## EXERCISE BRIEF:
Set down the material below in full, matching it exactly.

## RECORDS FOR THE EXERCISE:
========================================================================

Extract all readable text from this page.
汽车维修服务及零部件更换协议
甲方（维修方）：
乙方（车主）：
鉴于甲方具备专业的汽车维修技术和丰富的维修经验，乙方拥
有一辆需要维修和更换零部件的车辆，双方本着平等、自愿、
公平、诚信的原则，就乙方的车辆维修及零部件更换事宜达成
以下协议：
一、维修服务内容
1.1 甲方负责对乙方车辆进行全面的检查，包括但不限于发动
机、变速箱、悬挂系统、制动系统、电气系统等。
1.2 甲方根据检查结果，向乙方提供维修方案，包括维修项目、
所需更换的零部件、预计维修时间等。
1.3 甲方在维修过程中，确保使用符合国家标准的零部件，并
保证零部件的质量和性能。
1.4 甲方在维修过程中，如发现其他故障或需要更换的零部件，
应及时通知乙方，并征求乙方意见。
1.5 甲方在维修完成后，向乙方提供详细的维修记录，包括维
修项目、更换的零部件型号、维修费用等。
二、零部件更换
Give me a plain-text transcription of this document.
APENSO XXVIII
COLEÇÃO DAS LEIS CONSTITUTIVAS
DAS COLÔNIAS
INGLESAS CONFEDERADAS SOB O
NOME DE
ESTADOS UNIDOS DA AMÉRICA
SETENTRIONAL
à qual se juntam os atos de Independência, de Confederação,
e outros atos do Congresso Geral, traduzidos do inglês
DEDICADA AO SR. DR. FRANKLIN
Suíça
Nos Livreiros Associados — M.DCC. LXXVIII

========================================================================

## RESPONSE FOR THIS EXERCISE:
Extract all readable text from this page.
汽车维修服务及零部件更换协议
甲方（维修方）：
乙方（车主）：
鉴于甲方具备专业的汽车维修技术和丰富的维修经验，乙方拥
有一辆需要维修和更换零部件的车辆，双方本着平等、自愿、
公平、诚信的原则，就乙方的车辆维修及零部件更换事宜达成
以下协议：
一、维修服务内容
1.1 甲方负责对乙方车辆进行全面的检查，包括但不限于发动
机、变速箱、悬挂系统、制动系统、电气系统等。
1.2 甲方根据检查结果，向乙方提供维修方案，包括维修项目、
所需更换的零部件、预计维修时间等。
1.3 甲方在维修过程中，确保使用符合国家标准的零部件，并
保证零部件的质量和性能。
1.4 甲方在维修过程中，如发现其他故障或需要更换的零部件，
应及时通知乙方，并征求乙方意见。
1.5 甲方在维修完成后，向乙方提供详细的维修记录，包括维
修项目、更换的零部件型号、维修费用等。
二、零部件更换
Give me a plain-text transcription of this document.
APENSO XXVIII
COLEÇÃO DAS LEIS CONSTITUTIVAS
DAS COLÔNIAS
INGLESAS CONFEDERADAS SOB O
NOME DE
ESTADOS UNIDOS DA AMÉRICA
SETENTRIONAL
à qual se juntam os atos de Independência, de Confederação,
e outros atos do Congresso Geral, traduzidos do inglês
DEDICADA AO SR. DR. FRANKLIN
Suíça
Nos Livreiros Associados — M.DCC. LXXVIII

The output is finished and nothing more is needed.